— Start of RECORD LIST —
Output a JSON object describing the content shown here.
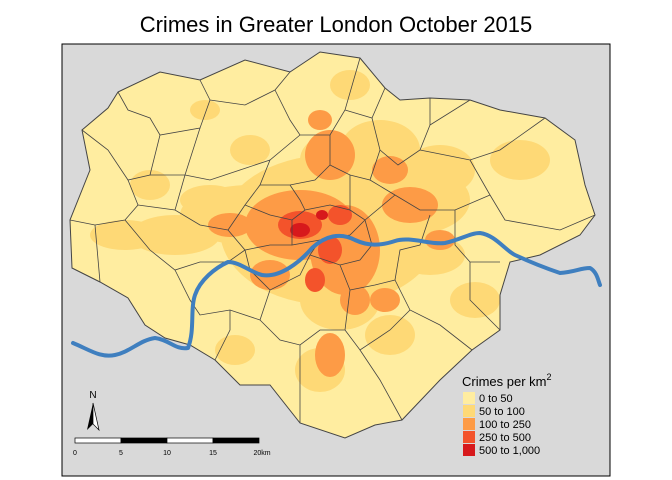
{
  "title": "Crimes in Greater London October 2015",
  "legend": {
    "title_text": "Crimes per km",
    "title_superscript": "2",
    "classes": [
      {
        "label": "0 to 50",
        "color": "#ffeda0"
      },
      {
        "label": "50 to 100",
        "color": "#fed976"
      },
      {
        "label": "100 to 250",
        "color": "#fd9b46"
      },
      {
        "label": "250 to 500",
        "color": "#f3532b"
      },
      {
        "label": "500 to 1,000",
        "color": "#d7191c"
      }
    ]
  },
  "north_arrow": {
    "label": "N"
  },
  "scale_bar": {
    "ticks": [
      "0",
      "5",
      "10",
      "15",
      "20km"
    ]
  },
  "colors": {
    "background": "#d9d9d9",
    "river": "#3f7fbf",
    "boundary": "#444444"
  }
}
— End of RECORD LIST —
WHAT IS NEEDED: Strip out the pictures and quote the remaining data word for word.

TASK SOLUTION:
Output a JSON object describing the content shown here.
{
  "title": "Crimes in Greater London October 2015",
  "legend": {
    "title_text": "Crimes per km",
    "title_superscript": "2",
    "classes": [
      {
        "label": "0 to 50",
        "color": "#ffeda0"
      },
      {
        "label": "50 to 100",
        "color": "#fed976"
      },
      {
        "label": "100 to 250",
        "color": "#fd9b46"
      },
      {
        "label": "250 to 500",
        "color": "#f3532b"
      },
      {
        "label": "500 to 1,000",
        "color": "#d7191c"
      }
    ]
  },
  "north_arrow": {
    "label": "N"
  },
  "scale_bar": {
    "ticks": [
      "0",
      "5",
      "10",
      "15",
      "20km"
    ]
  },
  "colors": {
    "background": "#d9d9d9",
    "river": "#3f7fbf",
    "boundary": "#444444"
  }
}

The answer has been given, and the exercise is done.